Task brief:
Copy each line below containing "talet".

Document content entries
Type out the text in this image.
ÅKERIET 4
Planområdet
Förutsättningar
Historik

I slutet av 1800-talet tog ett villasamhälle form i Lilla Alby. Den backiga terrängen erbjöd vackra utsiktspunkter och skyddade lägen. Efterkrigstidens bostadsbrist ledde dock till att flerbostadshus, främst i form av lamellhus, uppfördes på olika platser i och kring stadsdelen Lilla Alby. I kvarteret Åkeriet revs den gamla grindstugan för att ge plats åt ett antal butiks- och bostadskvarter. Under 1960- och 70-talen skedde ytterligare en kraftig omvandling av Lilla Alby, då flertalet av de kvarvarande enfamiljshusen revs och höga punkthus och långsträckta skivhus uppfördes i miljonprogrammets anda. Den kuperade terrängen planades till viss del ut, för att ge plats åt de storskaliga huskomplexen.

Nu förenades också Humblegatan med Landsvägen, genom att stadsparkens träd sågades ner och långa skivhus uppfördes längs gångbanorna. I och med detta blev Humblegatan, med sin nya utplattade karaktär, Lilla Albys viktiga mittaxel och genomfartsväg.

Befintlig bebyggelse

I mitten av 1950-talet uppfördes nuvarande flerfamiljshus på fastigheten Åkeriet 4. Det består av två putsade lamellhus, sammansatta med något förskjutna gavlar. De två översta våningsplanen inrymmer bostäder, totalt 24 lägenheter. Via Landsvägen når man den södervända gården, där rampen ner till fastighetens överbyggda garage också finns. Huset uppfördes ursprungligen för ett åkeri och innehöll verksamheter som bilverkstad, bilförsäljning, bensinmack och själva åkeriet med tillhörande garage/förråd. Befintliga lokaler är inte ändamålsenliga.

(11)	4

Answer box:
I slutet av 1800-talet tog ett villasamhälle form i Lilla Alby. Den backiga terrängen erbjöd vackra utsiktspunkter och skyddade lägen. Efterkrigstidens bostadsbrist ledde dock till att flerbostadshus, främst i form av lamellhus, uppfördes på olika platser i och kring stadsdelen Lilla Alby. I kvarteret Åkeriet revs den gamla grindstugan för att ge plats åt ett antal butiks- och bostadskvarter. Under 1960- och 70-talen skedde ytterligare en kraftig omvandling av Lilla Alby, då flertalet av de kvarvarande enfamiljshusen revs och höga punkthus och långsträckta skivhus uppfördes i miljonprogrammets anda. Den kuperade terrängen planades till viss del ut, för att ge plats åt de storskaliga huskomplexen.
I mitten av 1950-talet uppfördes nuvarande flerfamiljshus på fastigheten Åkeriet 4. Det består av två putsade lamellhus, sammansatta med något förskjutna gavlar. De två översta våningsplanen inrymmer bostäder, totalt 24 lägenheter. Via Landsvägen når man den södervända gården, där rampen ner till fastighetens överbyggda garage också finns. Huset uppfördes ursprungligen för ett åkeri och innehöll verksamheter som bilverkstad, bilförsäljning, bensinmack och själva åkeriet med tillhörande garage/förråd. Befintliga lokaler är inte ändamålsenliga.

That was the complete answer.